Identify the lines holding "message" and copy them.

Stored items

--

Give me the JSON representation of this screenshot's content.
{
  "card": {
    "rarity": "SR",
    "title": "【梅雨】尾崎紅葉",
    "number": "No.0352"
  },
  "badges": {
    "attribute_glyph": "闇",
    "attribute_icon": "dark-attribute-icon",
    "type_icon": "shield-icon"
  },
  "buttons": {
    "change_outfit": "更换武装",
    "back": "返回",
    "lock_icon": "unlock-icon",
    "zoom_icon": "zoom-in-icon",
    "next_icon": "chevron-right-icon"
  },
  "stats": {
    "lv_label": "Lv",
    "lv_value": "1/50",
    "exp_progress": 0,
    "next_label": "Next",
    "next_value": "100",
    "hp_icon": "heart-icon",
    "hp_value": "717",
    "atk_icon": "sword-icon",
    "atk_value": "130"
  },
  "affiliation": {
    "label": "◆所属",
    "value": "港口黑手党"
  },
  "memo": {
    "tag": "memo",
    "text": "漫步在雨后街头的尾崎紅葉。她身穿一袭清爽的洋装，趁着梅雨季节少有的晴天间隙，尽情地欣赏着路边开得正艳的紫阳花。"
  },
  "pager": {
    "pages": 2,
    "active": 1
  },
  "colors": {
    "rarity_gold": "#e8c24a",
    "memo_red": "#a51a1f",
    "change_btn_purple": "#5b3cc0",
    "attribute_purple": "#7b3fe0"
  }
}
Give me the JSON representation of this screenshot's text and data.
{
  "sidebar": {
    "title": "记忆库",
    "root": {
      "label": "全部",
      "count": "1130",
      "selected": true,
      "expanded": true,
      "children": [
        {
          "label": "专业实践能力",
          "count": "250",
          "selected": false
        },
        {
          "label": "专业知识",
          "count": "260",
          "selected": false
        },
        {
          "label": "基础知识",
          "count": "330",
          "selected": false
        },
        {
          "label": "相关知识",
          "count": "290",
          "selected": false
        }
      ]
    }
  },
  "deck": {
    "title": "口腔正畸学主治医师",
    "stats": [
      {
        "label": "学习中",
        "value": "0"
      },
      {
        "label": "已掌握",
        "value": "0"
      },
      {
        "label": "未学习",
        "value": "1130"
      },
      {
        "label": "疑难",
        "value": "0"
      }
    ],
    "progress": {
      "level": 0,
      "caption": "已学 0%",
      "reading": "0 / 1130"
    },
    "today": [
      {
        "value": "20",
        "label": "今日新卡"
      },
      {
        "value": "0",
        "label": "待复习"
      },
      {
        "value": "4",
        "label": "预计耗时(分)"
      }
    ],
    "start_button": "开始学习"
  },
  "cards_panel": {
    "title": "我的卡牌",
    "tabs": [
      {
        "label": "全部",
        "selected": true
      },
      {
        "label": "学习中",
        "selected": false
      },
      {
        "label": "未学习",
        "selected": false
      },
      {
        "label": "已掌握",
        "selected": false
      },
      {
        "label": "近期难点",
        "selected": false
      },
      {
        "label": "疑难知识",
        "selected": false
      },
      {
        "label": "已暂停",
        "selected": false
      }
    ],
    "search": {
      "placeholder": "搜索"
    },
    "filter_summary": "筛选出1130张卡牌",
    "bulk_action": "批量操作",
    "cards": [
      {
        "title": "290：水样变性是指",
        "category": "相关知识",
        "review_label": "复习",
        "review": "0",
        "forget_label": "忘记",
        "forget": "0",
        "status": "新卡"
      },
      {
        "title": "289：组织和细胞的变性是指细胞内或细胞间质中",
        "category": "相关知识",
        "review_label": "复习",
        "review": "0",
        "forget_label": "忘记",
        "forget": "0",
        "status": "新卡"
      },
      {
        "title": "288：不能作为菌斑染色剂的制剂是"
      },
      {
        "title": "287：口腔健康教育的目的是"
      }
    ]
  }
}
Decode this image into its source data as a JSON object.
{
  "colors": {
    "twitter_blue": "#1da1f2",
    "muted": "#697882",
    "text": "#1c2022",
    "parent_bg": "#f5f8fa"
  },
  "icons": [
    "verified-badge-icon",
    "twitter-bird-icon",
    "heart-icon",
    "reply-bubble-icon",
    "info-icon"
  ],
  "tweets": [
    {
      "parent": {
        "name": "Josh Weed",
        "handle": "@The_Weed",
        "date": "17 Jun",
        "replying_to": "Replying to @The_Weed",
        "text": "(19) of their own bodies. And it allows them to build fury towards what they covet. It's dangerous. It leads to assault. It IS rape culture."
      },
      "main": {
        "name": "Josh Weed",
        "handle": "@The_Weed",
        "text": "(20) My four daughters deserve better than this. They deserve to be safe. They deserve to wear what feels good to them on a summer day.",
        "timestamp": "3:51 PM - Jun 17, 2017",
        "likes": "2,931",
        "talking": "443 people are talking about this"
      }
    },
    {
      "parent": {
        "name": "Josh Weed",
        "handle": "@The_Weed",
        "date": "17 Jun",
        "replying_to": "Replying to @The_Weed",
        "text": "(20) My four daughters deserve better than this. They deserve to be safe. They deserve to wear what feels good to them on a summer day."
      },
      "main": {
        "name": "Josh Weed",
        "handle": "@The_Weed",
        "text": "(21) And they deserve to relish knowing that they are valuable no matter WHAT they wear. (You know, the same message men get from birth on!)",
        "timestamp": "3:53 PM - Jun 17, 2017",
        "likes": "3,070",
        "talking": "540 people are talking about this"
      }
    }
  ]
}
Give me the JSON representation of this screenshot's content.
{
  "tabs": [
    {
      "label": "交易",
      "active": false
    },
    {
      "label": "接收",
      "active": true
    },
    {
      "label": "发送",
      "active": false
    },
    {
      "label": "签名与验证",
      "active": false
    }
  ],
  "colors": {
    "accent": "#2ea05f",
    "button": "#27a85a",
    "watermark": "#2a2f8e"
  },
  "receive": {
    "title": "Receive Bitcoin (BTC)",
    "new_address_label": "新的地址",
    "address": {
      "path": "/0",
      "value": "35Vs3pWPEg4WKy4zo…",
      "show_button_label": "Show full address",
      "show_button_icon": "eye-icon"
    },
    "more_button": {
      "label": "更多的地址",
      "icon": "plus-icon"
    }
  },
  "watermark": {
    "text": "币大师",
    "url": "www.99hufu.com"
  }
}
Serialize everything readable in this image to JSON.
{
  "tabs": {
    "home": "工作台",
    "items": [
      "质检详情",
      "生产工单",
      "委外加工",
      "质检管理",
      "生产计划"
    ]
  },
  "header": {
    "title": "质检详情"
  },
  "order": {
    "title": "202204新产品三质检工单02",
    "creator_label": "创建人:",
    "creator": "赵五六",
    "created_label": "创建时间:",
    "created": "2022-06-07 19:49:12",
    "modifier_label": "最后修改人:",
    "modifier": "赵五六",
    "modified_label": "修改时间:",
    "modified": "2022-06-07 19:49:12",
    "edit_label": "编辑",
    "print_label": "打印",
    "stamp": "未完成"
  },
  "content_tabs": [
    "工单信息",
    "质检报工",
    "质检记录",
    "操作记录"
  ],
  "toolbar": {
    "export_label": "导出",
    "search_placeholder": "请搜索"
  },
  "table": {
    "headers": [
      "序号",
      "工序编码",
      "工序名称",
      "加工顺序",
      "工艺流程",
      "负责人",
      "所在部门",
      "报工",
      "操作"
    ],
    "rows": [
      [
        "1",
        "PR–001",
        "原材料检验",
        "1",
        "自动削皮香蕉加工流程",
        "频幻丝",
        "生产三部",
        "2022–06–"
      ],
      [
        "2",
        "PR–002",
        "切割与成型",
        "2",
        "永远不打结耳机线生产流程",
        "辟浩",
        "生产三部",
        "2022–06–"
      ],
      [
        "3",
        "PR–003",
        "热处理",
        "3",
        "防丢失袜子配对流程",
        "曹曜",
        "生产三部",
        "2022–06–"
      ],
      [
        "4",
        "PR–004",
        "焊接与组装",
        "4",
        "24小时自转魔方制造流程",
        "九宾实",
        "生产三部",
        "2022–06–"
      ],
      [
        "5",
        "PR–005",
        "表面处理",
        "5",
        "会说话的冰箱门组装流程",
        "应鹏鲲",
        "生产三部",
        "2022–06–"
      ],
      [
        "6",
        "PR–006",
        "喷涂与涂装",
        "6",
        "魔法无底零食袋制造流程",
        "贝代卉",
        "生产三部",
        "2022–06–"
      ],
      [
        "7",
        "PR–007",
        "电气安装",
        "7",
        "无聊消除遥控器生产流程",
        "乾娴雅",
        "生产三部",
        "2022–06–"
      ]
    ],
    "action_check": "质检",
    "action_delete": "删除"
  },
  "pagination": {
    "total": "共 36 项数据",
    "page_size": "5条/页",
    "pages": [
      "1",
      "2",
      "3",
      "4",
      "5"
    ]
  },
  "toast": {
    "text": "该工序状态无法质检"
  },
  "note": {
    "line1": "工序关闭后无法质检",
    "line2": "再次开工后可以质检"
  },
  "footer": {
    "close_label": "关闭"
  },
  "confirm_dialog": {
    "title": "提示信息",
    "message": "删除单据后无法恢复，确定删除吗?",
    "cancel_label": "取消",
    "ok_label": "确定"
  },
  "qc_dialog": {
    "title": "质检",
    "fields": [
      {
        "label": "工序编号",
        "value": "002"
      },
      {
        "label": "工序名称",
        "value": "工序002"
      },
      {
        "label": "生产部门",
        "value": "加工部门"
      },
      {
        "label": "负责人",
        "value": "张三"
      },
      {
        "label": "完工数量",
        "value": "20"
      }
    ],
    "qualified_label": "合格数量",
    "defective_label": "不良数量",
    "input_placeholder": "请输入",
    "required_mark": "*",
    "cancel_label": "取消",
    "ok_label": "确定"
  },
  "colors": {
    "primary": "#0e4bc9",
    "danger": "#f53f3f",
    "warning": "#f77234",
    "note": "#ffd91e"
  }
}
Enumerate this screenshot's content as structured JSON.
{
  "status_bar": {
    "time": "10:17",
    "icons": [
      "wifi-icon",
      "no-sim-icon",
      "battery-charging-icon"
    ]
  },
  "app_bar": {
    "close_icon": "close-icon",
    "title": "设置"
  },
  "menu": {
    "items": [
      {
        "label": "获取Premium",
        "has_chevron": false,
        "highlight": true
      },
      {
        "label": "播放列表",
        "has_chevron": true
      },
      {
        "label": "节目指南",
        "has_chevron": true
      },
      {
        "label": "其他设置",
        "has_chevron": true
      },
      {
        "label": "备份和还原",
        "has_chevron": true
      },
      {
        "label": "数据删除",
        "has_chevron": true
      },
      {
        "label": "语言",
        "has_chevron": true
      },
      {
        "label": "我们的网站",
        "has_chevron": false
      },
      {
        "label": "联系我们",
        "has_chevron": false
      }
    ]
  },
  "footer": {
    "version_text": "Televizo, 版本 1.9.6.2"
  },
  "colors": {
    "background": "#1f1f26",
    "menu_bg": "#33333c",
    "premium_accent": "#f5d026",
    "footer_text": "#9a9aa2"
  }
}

--

• Final result:
        "text": "(21) And they deserve to relish knowing that they are valuable no matter WHAT they wear. (You know, the same message men get from birth on!)",
    "message": "删除单据后无法恢复，确定删除吗?",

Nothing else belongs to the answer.